O Globo, n. 32041, 28/04/2021, Sociedade, p. 14

 

Cientistas defendem decisão da Anvisa sobre russos
Rafael Garcia
28/04/2021

 

 

 

A decisão da Agência Nacional de Vigilância Sanitária (Anvisa) de vetar o pedido de importação da vacina contra a Covid-19 Sputnik V, da Rússia, por falta de informações de segurança, recebeu apoio de cientistas brasileiros e instituições importantes da área.

Após o órgão regulatório negar a autorização, o parecer foi criticado pelo governo russo e por governos estaduais que tentam trazer doses do imunizante para o Brasil, mas cientistas procurados pela reportagem afirmam que o parecer da agência tem o arcabouço técnico necessário para justificar a decisão.

— A gente tem que respeitar o que a Anvisa está colocando. Se não respeitarmos, vai por água abaixo toda a confiança que podemos ter tanto na instituição quanto nos próprios produtos que venham a ser utilizados no país —diz o pediatra e intensivista Juarez Cunha, presidente da Sociedade Brasileira de Imunizações (SBIm).

Cunha reconhece que a notícia é uma decepção, porque significa ainda mais atraso na ampliação da campanha de vacinação contra a Covid-19, mas ressalta o fato de que não é só o Brasil que está tendo problemas com a falta de transparência no relacionamento com o Instituto Gamaleya, a entidade russa que desenvolveu a Sputnik V.

—México e Argentina autorizaram, mas os órgãos reguladores que têm mais tradição nisso não aprovaram. A própria Organização Mundial da Saúde está tendo dificuldade em ter acesso a todos os processos da vacina —afirma.

O epidemiologista Wanderson Oliveira, ex-chefe da Secretaria de Vigilância em Saúde do Brasil, também defendeu a recusa da importação neste momento.

* Itens fornecidos *
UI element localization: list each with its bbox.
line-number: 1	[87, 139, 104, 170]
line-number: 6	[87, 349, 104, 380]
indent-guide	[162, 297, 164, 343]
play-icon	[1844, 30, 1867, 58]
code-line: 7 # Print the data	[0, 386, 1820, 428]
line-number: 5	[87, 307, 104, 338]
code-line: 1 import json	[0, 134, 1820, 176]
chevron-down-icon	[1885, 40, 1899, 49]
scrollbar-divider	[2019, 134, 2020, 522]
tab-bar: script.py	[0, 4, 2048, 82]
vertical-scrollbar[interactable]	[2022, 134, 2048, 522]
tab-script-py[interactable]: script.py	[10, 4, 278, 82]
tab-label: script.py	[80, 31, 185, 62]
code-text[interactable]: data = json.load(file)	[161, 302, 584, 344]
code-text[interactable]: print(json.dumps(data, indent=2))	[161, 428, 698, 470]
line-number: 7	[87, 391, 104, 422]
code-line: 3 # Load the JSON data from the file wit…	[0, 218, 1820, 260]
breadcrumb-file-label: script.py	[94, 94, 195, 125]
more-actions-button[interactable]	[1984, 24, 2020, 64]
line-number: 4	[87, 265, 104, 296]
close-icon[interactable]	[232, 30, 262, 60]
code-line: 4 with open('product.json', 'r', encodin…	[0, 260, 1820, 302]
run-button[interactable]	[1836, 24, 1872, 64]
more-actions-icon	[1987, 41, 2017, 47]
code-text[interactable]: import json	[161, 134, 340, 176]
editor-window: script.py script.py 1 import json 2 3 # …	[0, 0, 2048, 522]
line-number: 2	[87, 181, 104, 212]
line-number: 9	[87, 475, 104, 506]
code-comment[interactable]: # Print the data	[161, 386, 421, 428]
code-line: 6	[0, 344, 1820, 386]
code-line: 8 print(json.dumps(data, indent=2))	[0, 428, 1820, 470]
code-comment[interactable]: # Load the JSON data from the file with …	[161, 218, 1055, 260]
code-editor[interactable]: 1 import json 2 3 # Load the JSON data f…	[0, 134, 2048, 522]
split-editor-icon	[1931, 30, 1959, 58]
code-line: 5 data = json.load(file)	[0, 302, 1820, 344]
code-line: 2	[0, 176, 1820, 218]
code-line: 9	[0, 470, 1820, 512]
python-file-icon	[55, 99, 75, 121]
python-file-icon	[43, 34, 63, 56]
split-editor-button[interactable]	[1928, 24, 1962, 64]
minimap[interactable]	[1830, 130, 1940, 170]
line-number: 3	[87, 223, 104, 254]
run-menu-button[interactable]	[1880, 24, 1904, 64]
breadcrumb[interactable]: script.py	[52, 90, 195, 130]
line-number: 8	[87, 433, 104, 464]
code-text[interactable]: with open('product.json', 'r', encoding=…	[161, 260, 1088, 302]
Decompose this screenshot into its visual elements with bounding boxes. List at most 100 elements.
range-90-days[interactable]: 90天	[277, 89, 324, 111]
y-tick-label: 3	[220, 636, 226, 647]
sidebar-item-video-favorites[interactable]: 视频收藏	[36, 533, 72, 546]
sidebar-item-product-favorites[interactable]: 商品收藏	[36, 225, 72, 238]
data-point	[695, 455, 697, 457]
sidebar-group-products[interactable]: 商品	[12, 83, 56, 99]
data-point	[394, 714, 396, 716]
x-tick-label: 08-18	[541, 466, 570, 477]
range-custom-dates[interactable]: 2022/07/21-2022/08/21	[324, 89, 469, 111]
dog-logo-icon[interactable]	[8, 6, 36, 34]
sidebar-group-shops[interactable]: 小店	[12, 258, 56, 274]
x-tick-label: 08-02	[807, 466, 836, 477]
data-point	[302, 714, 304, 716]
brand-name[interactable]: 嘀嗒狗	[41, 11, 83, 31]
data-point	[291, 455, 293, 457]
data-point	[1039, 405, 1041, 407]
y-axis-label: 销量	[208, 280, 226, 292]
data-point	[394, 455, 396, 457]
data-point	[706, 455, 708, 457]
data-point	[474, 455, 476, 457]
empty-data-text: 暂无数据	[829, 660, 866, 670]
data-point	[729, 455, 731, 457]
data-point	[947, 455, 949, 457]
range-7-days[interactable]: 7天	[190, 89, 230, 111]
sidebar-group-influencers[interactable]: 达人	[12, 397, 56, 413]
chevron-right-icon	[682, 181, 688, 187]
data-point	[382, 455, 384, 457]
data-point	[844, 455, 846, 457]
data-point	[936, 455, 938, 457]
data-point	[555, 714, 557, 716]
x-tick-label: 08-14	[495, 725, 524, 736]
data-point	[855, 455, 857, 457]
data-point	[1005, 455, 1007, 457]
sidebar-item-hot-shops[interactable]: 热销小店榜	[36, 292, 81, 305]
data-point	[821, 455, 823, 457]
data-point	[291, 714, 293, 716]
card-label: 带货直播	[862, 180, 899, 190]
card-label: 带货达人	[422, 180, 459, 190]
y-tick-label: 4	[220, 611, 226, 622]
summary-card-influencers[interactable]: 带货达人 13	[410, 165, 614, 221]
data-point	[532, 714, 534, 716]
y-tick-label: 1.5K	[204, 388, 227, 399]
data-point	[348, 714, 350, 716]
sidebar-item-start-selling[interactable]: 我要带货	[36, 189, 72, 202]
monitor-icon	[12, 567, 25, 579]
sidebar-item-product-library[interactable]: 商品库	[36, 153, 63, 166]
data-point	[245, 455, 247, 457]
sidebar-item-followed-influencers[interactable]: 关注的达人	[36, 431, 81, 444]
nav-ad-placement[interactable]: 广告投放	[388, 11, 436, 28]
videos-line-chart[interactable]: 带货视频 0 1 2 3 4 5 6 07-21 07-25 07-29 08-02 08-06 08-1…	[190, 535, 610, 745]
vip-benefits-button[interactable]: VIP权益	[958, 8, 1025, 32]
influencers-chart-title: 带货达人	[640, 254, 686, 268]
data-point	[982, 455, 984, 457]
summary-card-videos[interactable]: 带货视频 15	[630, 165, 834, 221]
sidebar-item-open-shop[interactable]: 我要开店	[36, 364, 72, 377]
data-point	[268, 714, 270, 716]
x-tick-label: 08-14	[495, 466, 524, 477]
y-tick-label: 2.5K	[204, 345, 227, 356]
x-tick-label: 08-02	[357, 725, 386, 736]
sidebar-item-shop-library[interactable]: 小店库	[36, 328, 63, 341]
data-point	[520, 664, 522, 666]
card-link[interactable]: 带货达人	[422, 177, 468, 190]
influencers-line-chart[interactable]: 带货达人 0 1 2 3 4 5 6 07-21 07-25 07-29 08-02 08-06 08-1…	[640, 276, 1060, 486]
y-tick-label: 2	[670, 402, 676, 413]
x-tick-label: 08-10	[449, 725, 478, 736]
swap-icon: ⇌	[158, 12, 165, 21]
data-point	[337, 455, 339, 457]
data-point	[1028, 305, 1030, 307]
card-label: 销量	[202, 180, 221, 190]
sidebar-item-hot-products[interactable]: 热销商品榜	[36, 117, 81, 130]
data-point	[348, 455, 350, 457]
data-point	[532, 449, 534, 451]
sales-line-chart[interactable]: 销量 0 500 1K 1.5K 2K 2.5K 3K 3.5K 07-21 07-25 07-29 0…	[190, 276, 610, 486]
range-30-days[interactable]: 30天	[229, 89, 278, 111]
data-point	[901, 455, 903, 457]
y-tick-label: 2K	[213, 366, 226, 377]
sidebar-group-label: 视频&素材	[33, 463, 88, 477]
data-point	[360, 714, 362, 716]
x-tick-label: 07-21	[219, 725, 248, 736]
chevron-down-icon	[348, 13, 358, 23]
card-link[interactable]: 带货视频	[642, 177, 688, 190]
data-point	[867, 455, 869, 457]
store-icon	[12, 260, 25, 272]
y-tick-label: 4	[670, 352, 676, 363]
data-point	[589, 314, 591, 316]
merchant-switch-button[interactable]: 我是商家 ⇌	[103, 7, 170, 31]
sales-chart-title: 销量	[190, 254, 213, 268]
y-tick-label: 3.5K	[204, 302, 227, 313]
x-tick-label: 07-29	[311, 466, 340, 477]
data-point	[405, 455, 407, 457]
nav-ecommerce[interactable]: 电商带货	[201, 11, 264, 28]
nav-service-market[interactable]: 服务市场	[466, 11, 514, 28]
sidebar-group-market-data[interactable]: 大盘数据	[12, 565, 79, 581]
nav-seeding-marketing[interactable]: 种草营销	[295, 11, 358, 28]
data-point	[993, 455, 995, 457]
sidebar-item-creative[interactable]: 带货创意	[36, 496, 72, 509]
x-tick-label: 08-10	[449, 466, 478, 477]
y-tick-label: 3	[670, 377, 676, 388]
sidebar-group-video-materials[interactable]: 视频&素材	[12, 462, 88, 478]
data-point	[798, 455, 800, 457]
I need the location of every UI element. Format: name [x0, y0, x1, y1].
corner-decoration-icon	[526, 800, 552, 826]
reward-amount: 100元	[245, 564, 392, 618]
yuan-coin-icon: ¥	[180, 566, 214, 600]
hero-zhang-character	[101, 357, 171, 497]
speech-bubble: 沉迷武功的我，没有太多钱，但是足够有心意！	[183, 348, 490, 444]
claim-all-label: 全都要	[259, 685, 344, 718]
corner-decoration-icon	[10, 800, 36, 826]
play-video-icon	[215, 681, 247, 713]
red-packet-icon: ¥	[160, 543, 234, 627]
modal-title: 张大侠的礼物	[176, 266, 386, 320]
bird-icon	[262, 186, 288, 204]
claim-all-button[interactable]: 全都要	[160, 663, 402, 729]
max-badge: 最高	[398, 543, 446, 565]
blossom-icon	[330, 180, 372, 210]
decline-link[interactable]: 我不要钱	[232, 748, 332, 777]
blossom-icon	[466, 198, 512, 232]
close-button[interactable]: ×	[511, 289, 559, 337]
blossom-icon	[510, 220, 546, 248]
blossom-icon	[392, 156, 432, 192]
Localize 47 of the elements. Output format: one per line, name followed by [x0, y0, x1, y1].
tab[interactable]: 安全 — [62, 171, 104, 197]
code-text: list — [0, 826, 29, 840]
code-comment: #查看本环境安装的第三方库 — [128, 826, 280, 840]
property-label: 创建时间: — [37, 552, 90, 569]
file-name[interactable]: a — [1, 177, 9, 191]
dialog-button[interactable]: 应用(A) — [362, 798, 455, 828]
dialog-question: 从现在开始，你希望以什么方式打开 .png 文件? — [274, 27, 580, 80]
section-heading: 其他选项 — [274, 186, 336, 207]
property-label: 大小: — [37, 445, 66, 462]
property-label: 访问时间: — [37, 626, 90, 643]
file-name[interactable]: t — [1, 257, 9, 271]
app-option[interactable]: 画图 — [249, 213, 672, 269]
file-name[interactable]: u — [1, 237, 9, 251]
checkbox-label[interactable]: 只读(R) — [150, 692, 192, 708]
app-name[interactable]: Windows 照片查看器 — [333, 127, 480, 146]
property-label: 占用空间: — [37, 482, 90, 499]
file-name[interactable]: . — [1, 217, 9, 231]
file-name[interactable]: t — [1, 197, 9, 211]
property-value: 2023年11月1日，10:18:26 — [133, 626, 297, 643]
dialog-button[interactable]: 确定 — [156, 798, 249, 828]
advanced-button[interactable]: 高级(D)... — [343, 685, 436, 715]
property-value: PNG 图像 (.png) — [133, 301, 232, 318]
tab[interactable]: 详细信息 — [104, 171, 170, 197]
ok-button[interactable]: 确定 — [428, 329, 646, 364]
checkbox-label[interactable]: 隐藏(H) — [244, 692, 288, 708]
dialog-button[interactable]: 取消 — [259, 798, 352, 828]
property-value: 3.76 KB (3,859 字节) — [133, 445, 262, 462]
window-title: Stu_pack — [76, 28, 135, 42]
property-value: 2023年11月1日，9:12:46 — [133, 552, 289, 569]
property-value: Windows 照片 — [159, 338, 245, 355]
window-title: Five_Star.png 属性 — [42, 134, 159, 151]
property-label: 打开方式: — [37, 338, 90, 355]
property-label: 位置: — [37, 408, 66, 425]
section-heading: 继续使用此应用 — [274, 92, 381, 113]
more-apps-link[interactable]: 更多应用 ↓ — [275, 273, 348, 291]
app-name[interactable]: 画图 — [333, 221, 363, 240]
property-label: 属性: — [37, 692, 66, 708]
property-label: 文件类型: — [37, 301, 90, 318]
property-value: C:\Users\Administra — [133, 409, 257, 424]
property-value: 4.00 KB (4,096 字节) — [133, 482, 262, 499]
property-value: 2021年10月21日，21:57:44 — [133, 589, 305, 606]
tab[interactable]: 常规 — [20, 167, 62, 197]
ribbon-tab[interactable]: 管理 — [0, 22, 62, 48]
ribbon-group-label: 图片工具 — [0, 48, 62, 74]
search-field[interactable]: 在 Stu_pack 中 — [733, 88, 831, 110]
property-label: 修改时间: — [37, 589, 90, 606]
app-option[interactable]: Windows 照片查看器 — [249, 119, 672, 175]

* Ações necessárias *
1. Reproduza literalmente, na reportagem sobre a vacina Sputnik V, tudo o que vai de "A decisão da" até "justificar a decisão.".
2. Segundo a reportagem sobre a vacina Sputnik V, quem preside a Sociedade Brasileira de Imunizações (SBIm)?

* Respostas por item *
1.
A decisão da Agência Nacional de Vigilância Sanitária (Anvisa) de vetar o pedido de importação da vacina contra a Covid-19 Sputnik V, da Rússia, por falta de informações de segurança, recebeu apoio de cientistas brasileiros e instituições importantes da área.

Após o órgão regulatório negar a autorização, o parecer foi criticado pelo governo russo e por governos estaduais que tentam trazer doses do imunizante para o Brasil, mas cientistas procurados pela reportagem afirmam que o parecer da agência tem o arcabouço técnico necessário para justificar a decisão.

2. O pediatra e intensivista Juarez Cunha.